Gather up the lines that contain "casa".

> [Task input]
+--

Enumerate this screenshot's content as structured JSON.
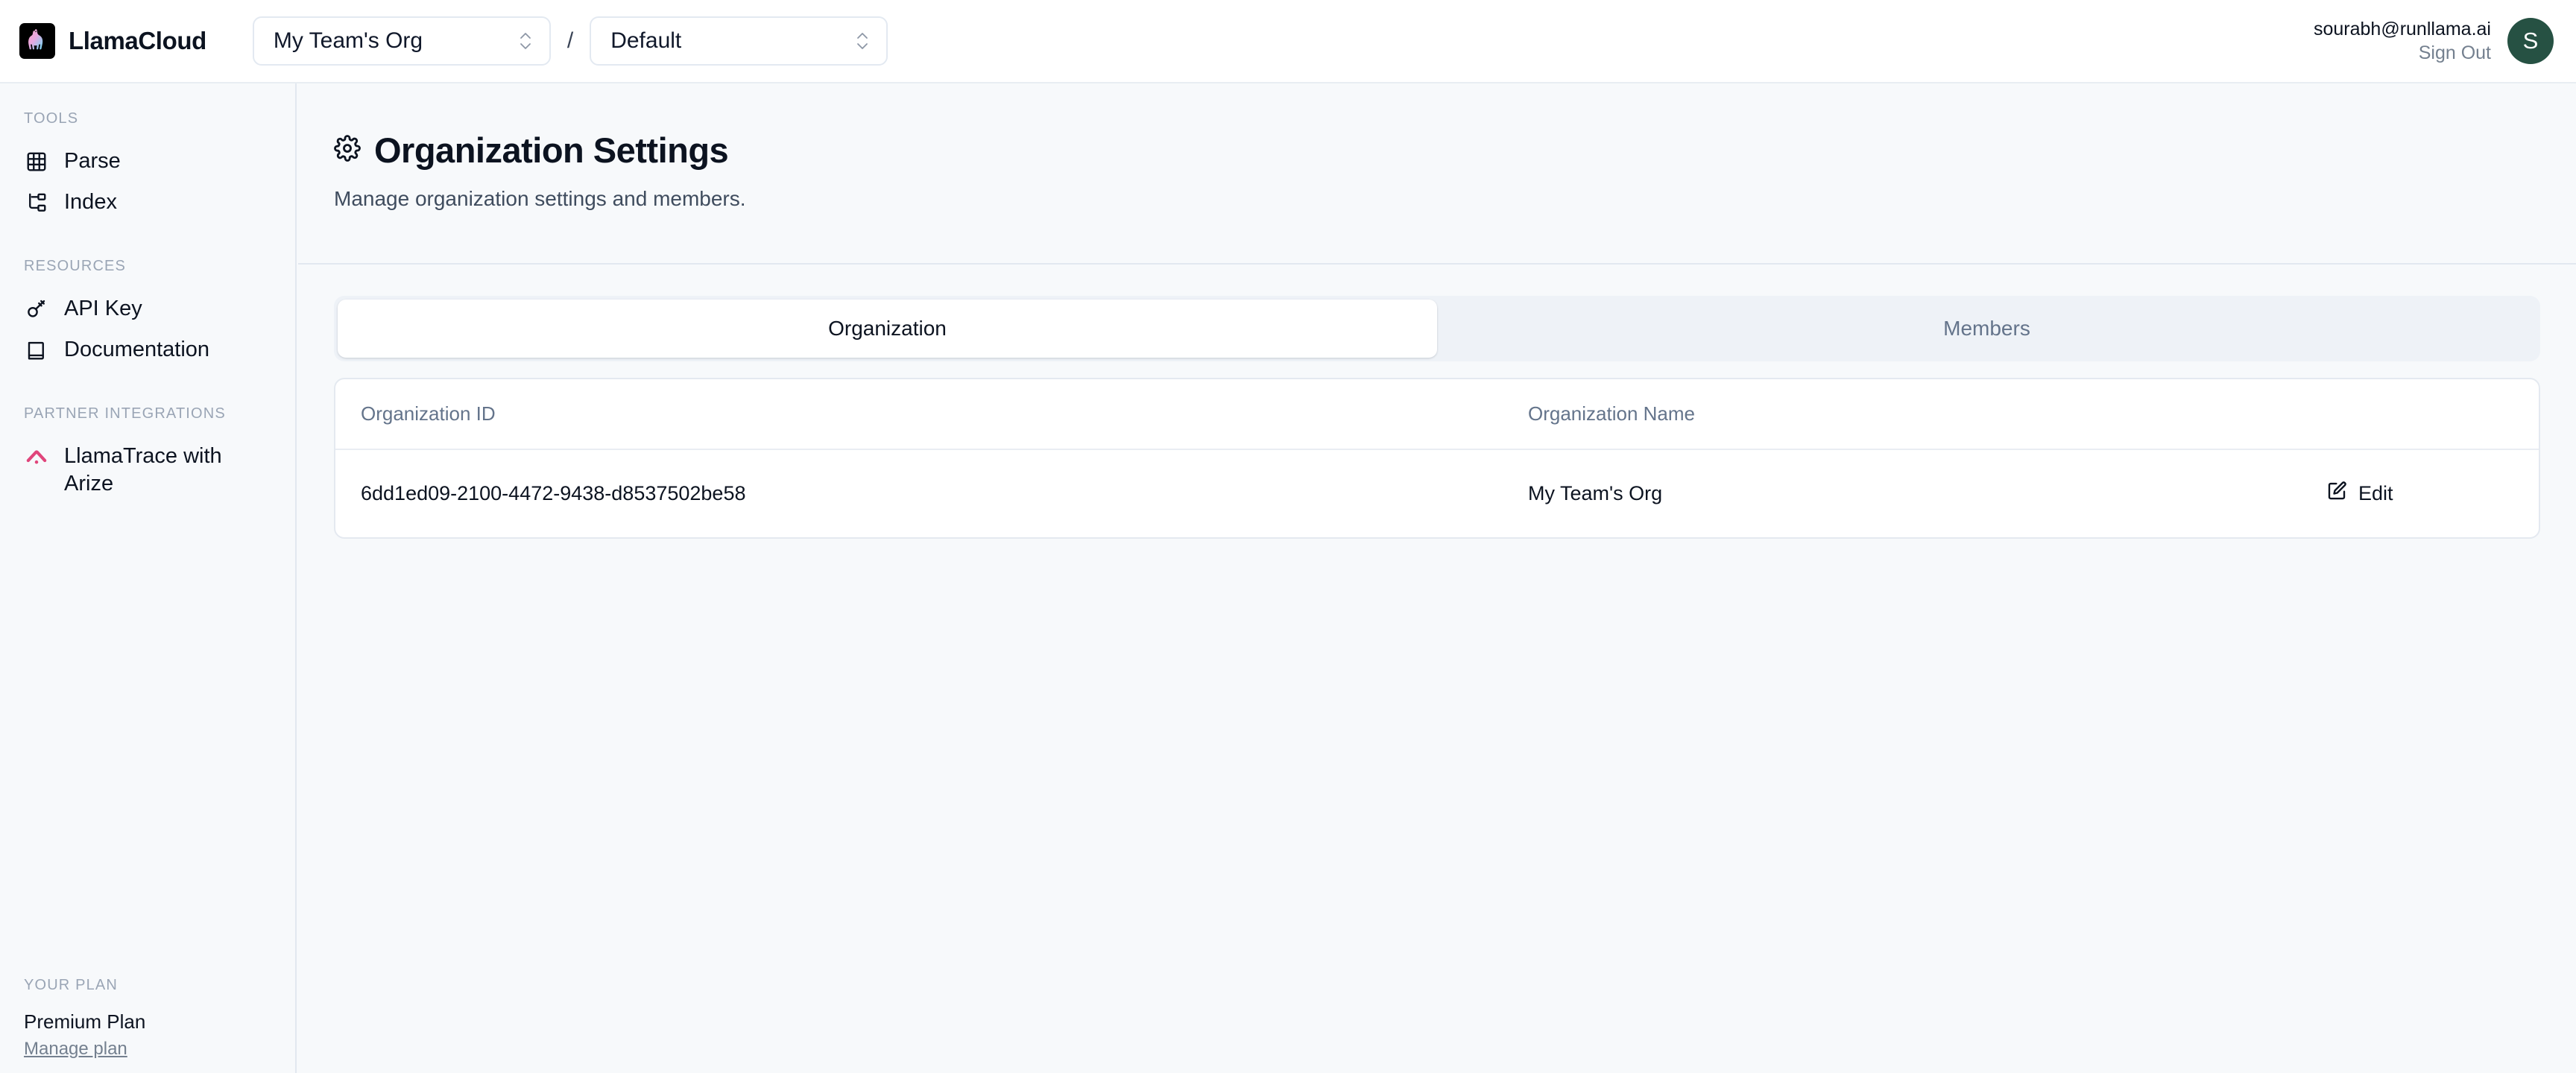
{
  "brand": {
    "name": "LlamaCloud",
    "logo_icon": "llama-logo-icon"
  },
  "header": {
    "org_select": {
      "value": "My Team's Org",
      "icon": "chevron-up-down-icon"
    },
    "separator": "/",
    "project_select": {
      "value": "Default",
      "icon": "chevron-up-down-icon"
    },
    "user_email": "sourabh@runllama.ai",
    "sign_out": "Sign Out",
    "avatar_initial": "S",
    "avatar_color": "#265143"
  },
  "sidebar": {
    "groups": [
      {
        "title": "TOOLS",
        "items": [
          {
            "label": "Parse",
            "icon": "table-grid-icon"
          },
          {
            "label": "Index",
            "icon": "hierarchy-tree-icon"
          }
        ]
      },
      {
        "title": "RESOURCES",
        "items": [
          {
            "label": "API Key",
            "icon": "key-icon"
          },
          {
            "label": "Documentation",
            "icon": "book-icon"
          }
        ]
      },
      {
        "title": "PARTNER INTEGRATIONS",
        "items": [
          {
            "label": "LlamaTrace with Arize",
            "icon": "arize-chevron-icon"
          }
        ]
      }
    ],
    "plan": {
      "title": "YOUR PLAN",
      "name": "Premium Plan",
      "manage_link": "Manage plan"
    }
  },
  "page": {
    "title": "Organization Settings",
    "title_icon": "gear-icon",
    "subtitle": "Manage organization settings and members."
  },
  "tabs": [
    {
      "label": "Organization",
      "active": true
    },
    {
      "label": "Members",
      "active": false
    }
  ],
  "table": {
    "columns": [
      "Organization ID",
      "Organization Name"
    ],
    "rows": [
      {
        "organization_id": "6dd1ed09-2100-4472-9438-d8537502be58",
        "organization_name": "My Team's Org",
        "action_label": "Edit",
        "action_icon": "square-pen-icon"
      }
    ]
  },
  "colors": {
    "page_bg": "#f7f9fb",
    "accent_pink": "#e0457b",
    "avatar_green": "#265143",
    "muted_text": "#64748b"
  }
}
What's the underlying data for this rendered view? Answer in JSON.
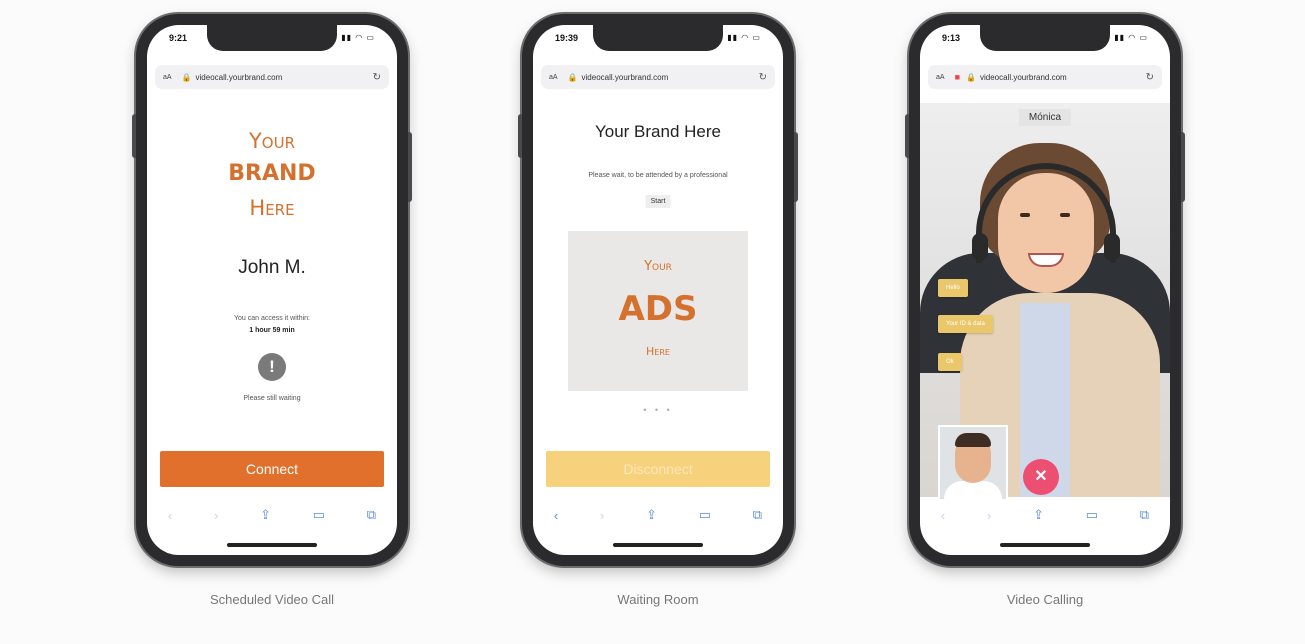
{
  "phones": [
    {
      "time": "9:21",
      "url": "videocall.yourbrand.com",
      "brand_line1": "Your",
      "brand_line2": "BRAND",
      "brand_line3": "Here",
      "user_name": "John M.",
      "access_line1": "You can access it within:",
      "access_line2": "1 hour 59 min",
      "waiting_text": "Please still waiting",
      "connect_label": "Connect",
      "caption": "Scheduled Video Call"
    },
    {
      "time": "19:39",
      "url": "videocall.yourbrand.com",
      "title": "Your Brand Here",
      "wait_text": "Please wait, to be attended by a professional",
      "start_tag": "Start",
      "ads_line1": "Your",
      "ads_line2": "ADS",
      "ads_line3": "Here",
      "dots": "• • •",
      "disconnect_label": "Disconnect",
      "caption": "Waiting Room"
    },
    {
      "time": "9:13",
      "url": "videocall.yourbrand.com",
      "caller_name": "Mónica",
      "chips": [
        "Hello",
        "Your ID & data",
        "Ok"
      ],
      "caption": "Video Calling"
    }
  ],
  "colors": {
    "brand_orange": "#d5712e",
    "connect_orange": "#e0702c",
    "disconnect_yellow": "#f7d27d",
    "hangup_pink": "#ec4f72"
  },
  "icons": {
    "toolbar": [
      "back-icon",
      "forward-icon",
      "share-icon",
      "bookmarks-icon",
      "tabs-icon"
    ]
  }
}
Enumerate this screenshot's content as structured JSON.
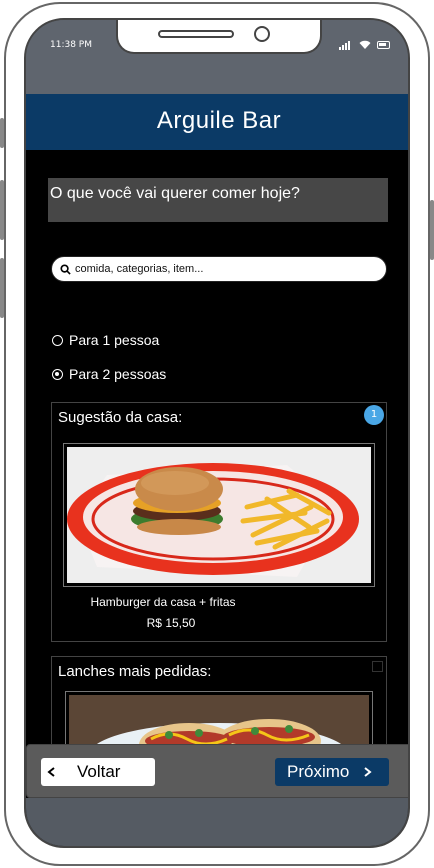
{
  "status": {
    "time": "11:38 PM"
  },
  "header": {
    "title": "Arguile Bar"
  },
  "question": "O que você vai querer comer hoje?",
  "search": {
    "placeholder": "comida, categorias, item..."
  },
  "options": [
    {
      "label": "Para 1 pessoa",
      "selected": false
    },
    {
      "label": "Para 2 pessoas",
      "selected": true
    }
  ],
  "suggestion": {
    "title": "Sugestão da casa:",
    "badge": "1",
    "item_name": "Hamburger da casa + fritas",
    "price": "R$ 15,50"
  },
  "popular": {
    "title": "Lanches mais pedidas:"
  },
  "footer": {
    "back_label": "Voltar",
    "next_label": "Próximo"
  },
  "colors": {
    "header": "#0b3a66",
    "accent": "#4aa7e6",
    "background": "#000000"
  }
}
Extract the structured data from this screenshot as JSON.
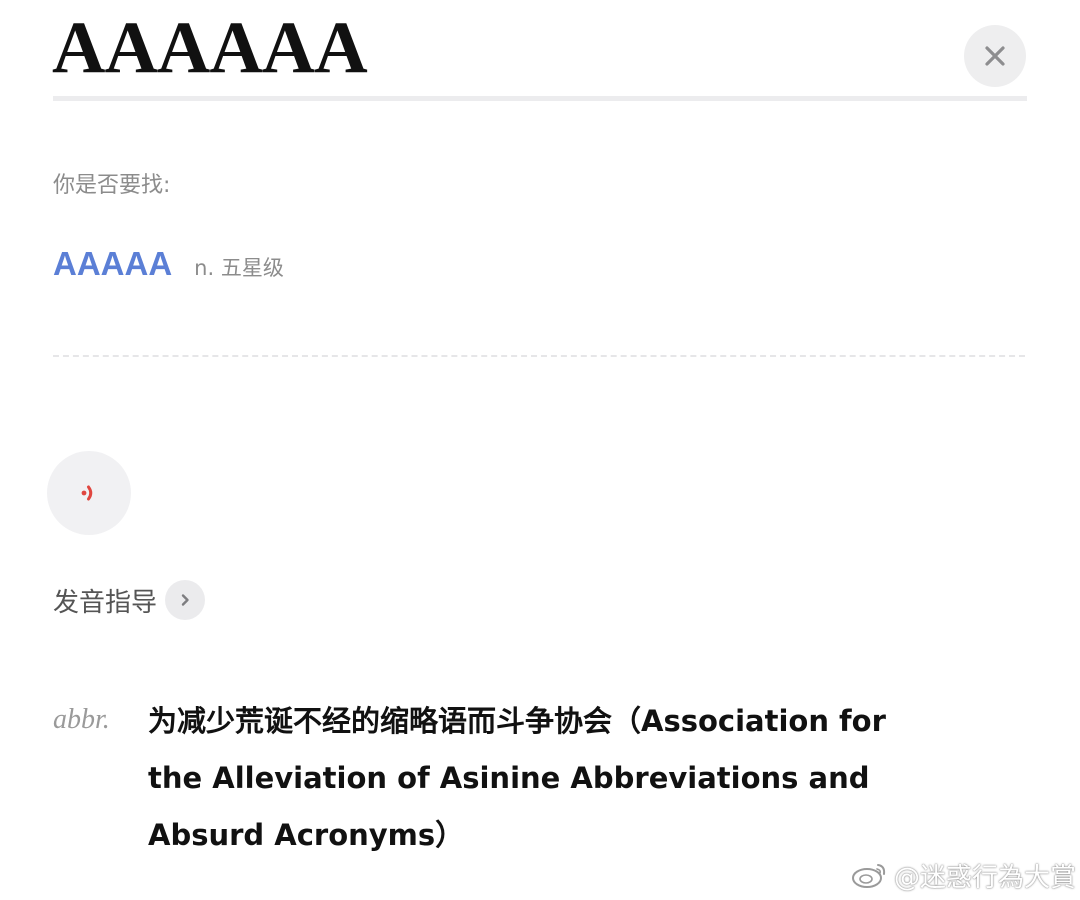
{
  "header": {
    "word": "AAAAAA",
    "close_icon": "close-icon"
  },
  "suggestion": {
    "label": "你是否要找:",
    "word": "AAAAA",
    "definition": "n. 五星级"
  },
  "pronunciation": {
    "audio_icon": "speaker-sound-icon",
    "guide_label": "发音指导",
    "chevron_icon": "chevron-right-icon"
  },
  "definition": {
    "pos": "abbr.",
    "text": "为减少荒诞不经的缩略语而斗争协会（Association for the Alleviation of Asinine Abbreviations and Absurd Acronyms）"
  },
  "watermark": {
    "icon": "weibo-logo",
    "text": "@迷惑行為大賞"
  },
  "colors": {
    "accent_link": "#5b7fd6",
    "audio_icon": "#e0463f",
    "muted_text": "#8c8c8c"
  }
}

+--

> [Solution to this problem]
    "title": "Sugestão da casa:",
    "item_name": "Hamburger da casa + fritas",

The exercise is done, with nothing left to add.